GirlDefined Ministries is a flourishing multiplatform purity ministry developed by Texan sisters Kristen Clark and Bethany Beal. Clark and Beal’s goal for GirlDefined Ministries is to develop a sisterhood that encourages women and girls to find their identity in what they imagine as God’s design for femininity. Analyzing this discourse, we demonstrate how it mobilizes White supremacist strategies that have long nationalist histories within White Christian rhetoric in the United States. Moreover, we demonstrate how these strategies manifest in discourse through a particularly patriarchal version of femininity—thus, the sexism we identify in GirlDefined Ministries reinforces racial privilege for White people. Ultimately, we illustrate how this ministry utilizes rhetorical styles that first draw girls and women into an identity we describe as “pure White womanhood” and then deploy this identity on the front lines of the Christian culture wars.

Notes

1 Clark and Beal are the sisters’ married surnames. We use these surnames in our prose, while our citations reflect their surnames at the time of publication.
= = =
Prompt 1
In the GirlDefined Ministries passage, who developed the ministry?
Prompt 2
Print part of the GirlDefined Ministries passage. Begin at the words "1 Clark and" and stop after "time of publication.".
Prompt 3
Proceed with the GirlDefined Ministries passage from the point where it stops.
The rows that follow play no part in this work.
= = =
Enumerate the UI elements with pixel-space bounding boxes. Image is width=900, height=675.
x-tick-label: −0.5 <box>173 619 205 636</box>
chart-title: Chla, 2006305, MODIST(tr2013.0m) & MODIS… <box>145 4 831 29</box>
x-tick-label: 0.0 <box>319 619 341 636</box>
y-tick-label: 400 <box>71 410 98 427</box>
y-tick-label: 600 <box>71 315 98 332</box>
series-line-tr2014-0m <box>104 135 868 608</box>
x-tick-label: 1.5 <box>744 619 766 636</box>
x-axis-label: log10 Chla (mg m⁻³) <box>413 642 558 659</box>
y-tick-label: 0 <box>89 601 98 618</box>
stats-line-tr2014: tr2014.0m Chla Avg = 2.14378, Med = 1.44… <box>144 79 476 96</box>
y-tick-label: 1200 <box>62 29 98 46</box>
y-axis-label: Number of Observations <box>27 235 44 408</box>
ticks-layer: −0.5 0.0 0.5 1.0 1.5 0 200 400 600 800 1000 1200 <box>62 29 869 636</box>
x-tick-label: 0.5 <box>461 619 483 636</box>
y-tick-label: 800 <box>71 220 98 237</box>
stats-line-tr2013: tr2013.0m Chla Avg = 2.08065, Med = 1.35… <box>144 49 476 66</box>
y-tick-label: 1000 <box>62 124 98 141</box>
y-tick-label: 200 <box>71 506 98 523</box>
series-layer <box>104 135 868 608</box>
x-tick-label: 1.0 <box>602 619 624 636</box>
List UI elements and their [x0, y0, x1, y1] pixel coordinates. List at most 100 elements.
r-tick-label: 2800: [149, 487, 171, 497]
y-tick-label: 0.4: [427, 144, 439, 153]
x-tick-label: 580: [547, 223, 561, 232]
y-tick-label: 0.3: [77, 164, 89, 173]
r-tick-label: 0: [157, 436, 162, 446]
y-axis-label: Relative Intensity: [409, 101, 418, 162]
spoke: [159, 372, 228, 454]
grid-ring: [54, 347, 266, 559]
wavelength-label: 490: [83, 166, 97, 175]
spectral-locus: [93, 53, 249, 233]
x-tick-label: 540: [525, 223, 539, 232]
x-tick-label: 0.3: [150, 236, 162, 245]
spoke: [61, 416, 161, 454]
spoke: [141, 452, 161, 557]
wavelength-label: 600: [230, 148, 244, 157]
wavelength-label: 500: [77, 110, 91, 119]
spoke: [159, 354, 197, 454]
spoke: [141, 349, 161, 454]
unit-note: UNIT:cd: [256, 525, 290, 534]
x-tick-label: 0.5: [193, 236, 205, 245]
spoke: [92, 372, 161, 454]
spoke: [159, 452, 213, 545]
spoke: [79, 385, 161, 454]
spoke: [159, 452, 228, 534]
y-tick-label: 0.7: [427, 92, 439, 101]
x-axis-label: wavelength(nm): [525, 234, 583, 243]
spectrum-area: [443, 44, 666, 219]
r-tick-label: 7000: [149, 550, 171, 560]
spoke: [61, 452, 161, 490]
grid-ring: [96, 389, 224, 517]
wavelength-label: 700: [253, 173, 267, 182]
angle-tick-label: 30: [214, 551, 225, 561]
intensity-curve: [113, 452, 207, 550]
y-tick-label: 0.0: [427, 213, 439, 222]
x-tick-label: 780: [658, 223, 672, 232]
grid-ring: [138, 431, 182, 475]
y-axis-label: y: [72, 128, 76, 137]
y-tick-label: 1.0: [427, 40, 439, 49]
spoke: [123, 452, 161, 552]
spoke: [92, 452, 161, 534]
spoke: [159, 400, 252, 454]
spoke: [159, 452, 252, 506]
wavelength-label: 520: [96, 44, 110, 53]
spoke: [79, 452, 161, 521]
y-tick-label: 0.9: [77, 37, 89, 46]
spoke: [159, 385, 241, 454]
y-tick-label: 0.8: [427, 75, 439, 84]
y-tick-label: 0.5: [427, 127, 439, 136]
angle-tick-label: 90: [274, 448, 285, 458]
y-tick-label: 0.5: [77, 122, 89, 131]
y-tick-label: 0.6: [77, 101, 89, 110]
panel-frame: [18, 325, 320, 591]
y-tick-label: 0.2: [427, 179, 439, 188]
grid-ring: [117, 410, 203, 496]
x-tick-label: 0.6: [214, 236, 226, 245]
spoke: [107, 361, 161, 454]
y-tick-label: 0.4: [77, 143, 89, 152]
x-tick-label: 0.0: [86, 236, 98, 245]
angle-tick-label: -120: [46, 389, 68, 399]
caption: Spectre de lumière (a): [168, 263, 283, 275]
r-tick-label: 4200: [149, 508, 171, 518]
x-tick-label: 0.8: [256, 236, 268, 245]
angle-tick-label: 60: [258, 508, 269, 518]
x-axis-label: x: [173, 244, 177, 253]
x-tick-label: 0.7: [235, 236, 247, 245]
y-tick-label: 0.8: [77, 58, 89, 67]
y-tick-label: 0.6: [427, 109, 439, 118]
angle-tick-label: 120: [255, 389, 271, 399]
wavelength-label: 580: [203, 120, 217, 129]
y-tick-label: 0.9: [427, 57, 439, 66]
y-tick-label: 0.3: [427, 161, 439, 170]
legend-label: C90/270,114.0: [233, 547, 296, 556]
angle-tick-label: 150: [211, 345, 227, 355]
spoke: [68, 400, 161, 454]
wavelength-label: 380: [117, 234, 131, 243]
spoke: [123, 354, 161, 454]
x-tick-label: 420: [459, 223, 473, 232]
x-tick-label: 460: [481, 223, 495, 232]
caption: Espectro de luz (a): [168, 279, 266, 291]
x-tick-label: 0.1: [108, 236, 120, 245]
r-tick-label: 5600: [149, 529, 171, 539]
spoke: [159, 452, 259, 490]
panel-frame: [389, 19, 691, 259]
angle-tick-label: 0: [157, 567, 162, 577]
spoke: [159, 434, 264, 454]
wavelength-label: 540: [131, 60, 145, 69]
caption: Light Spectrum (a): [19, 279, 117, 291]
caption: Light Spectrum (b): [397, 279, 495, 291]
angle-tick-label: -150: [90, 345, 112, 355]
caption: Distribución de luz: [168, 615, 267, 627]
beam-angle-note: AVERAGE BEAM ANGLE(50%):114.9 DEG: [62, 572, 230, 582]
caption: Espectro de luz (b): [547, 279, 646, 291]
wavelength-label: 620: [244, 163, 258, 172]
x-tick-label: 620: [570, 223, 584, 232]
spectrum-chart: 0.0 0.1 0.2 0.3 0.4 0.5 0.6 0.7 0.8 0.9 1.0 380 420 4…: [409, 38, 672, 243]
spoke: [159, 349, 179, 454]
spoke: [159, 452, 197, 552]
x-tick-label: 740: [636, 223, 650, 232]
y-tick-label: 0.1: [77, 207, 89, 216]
= = =
Answer section 1
Texan sisters Kristen Clark and Bethany Beal.

Answer section 2
1 Clark and Beal are the sisters’ married surnames. We use these surnames in our prose, while our citations reflect their surnames at the time of publication.

Answer section 3
2 There are no absolute delineations between fundamentalist, evangelical, and mainstream Protestant denominations in the United States, yet these terms denote different flavors of Protestantism and different doctrines (see Bebbington, Citation1989) and refer to different denominational histories (see Maddux, Citation2011; Noll, Bebbington, & Marsden, Citation2019; Putnam & Campbell, Citation2010). Yet within current popular culture, the term “evangelical” is largely used in the same way “fundamentalist” was thirty years ago: to denote an especially strident, conservative brand of American Christianity (see Bruenig, Citation2020). As such, when we refer to fundamentalism and evangelicalism, we recognize that the terms are not quite synonymous and yet we discuss White fundamentalist evangelicalism as a widespread, transdenominational expression of doctrines and practices that espouse White supremacist, patriarchal gender roles.

3 Karen Cox (Citation2021) demonstrates how this Lost Cause ideology suffused the recent attack on the U.S. capitol. Firmly believing in the rightness of their (lost) cause, Christian nationalists and other White supremacists acted in the full faith of their convictions—refusing to accept the election results even as the South refused to accept the Confederacy’s crushing defeat.

4 The way Clark and Beal link behavior and feminine beauty is reminiscent of the way Christian ex-gay conversion narratives link behavior and (supposedly) authentic gender (see Bennett, Citation2003).